Challenge: Search the data for the word "基于初样结果". Reproduce every line where it is found.

>>>>>

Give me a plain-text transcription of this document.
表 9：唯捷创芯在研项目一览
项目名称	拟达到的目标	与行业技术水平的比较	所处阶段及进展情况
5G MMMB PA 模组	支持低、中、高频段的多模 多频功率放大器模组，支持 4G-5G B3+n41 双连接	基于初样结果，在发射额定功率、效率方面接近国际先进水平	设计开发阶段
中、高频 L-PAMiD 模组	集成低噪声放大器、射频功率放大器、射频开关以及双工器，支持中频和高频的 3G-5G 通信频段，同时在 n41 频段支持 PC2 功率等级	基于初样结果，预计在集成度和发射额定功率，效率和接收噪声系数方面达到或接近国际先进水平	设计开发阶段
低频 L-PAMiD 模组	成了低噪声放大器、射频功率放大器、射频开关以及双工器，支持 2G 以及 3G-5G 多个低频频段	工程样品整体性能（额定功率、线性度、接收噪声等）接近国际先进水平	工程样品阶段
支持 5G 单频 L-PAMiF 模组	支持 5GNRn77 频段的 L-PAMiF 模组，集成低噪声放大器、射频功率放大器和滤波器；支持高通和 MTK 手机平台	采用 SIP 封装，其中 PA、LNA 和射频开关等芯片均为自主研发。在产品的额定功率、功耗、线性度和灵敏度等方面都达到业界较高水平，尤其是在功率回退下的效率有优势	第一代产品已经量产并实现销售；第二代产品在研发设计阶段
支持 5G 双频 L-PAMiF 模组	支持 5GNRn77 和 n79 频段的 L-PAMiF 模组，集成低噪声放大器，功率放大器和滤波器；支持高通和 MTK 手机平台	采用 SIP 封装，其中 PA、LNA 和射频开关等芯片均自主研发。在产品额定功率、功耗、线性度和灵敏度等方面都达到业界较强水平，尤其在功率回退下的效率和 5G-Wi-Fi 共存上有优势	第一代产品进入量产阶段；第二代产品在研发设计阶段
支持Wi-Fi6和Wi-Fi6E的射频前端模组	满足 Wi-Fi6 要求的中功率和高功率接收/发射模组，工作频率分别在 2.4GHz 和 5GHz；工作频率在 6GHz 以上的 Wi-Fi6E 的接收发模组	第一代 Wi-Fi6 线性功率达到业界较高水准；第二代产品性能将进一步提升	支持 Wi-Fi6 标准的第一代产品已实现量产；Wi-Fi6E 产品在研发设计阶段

<<<<<
>>>>>

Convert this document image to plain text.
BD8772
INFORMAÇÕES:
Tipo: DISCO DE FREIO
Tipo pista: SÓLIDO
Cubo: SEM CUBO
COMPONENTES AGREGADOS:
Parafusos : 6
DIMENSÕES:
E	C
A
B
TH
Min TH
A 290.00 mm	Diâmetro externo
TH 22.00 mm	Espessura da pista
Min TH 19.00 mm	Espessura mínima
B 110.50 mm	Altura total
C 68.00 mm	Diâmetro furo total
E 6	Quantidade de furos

<<<<<
>>>>>

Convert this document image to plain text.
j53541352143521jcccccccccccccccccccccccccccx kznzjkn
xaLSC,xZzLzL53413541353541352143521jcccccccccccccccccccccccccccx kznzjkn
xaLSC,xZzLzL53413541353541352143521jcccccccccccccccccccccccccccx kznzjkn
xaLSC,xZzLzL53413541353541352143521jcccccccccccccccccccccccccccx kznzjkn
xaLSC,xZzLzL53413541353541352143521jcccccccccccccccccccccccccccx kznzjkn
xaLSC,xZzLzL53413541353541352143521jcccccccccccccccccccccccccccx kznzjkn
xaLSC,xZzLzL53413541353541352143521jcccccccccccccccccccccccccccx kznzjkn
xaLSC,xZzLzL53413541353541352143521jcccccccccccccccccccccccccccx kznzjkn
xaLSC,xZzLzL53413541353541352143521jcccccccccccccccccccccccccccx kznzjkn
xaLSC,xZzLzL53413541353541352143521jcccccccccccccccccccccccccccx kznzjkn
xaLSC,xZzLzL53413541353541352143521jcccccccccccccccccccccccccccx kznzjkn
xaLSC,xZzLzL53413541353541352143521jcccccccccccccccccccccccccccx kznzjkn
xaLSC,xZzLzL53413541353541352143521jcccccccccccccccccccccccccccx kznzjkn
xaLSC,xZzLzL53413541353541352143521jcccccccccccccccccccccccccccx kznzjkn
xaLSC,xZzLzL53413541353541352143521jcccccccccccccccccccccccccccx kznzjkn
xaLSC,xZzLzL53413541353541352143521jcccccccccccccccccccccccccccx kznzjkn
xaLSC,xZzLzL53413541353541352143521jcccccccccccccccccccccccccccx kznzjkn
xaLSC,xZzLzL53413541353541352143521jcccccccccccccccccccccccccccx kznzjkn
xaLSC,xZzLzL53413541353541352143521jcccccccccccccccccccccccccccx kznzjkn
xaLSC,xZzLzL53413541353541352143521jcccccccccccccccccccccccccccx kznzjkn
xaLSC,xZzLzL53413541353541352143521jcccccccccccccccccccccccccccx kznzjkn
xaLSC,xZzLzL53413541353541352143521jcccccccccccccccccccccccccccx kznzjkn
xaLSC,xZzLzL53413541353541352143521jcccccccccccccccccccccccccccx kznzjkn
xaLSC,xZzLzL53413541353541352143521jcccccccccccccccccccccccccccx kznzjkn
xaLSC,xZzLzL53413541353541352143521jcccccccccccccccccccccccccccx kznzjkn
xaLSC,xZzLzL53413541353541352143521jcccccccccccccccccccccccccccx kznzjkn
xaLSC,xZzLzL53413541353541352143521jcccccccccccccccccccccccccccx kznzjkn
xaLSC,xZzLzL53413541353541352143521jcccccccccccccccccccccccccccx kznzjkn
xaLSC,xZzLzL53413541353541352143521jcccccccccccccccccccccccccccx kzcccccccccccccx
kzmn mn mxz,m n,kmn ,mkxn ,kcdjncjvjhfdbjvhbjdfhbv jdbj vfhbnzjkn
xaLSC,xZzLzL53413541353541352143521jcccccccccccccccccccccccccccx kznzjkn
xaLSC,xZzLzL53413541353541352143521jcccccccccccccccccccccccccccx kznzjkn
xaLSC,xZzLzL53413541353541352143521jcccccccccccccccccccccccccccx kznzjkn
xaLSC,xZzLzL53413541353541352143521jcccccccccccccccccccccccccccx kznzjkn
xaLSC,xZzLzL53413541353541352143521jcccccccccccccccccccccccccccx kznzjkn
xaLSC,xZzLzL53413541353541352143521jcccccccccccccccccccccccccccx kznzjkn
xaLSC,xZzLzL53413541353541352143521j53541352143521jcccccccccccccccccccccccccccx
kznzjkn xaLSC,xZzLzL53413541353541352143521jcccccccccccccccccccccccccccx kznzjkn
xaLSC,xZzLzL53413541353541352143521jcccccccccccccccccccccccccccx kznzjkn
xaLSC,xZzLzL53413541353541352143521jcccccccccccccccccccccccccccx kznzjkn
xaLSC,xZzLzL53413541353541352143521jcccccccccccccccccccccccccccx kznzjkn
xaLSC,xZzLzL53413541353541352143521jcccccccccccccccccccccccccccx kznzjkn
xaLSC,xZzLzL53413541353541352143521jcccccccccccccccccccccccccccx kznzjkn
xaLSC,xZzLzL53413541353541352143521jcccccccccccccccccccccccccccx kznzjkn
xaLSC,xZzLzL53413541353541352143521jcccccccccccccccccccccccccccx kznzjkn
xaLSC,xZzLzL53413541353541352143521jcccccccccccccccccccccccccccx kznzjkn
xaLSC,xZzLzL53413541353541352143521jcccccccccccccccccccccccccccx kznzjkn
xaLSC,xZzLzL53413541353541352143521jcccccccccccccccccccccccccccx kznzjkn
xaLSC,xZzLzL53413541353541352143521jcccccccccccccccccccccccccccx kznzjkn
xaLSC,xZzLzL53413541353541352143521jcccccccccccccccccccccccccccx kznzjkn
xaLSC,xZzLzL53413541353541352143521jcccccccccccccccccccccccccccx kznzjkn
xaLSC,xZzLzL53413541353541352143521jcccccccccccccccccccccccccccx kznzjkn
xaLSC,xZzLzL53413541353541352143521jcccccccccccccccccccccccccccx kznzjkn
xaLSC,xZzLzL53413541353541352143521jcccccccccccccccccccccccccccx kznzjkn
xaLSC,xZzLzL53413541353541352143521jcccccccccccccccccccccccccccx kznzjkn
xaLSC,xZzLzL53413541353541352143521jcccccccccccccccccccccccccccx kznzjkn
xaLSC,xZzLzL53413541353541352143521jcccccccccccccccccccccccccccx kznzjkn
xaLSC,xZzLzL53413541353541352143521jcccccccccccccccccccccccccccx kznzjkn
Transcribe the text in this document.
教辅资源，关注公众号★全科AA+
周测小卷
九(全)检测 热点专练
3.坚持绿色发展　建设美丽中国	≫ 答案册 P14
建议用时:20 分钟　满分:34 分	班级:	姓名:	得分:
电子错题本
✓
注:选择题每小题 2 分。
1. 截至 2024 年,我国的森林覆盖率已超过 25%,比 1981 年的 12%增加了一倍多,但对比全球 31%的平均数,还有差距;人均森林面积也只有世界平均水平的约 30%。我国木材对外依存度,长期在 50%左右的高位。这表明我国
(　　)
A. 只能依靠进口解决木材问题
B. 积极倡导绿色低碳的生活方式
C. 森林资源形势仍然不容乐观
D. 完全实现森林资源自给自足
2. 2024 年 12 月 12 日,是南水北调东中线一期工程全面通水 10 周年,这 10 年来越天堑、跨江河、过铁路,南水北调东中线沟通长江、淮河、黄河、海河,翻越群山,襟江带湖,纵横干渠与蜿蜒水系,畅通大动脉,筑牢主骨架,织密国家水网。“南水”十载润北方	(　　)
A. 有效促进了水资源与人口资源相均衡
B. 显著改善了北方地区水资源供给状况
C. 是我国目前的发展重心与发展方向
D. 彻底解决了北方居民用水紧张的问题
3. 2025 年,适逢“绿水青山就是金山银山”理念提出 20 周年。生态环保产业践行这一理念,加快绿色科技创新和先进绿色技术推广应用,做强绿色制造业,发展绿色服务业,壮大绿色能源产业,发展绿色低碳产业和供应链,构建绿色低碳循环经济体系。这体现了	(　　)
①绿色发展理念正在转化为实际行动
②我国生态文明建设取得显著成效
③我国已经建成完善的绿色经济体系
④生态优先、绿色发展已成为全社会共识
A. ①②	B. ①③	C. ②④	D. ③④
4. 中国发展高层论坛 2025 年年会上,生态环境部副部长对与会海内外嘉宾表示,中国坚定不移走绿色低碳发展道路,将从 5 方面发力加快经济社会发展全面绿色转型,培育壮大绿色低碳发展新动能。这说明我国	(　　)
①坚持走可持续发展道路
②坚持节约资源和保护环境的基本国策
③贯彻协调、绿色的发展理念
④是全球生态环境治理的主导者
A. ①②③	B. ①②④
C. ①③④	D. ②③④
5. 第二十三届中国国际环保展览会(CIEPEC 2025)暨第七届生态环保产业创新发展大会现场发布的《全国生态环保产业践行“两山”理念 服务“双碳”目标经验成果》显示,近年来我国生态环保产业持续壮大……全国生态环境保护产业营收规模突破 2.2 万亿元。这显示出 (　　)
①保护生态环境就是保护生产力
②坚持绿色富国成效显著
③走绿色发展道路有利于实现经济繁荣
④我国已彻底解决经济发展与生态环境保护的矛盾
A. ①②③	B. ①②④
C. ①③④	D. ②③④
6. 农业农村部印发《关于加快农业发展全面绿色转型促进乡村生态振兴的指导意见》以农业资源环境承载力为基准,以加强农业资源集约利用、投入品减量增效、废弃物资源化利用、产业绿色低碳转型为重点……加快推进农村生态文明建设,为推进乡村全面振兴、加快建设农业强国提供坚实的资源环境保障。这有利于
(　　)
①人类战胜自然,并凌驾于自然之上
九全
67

<<<<<

Solution for this task:
5G MMMB PA 模组	支持低、中、高频段的多模 多频功率放大器模组，支持 4G-5G B3+n41 双连接	基于初样结果，在发射额定功率、效率方面接近国际先进水平	设计开发阶段
中、高频 L-PAMiD 模组	集成低噪声放大器、射频功率放大器、射频开关以及双工器，支持中频和高频的 3G-5G 通信频段，同时在 n41 频段支持 PC2 功率等级	基于初样结果，预计在集成度和发射额定功率，效率和接收噪声系数方面达到或接近国际先进水平	设计开发阶段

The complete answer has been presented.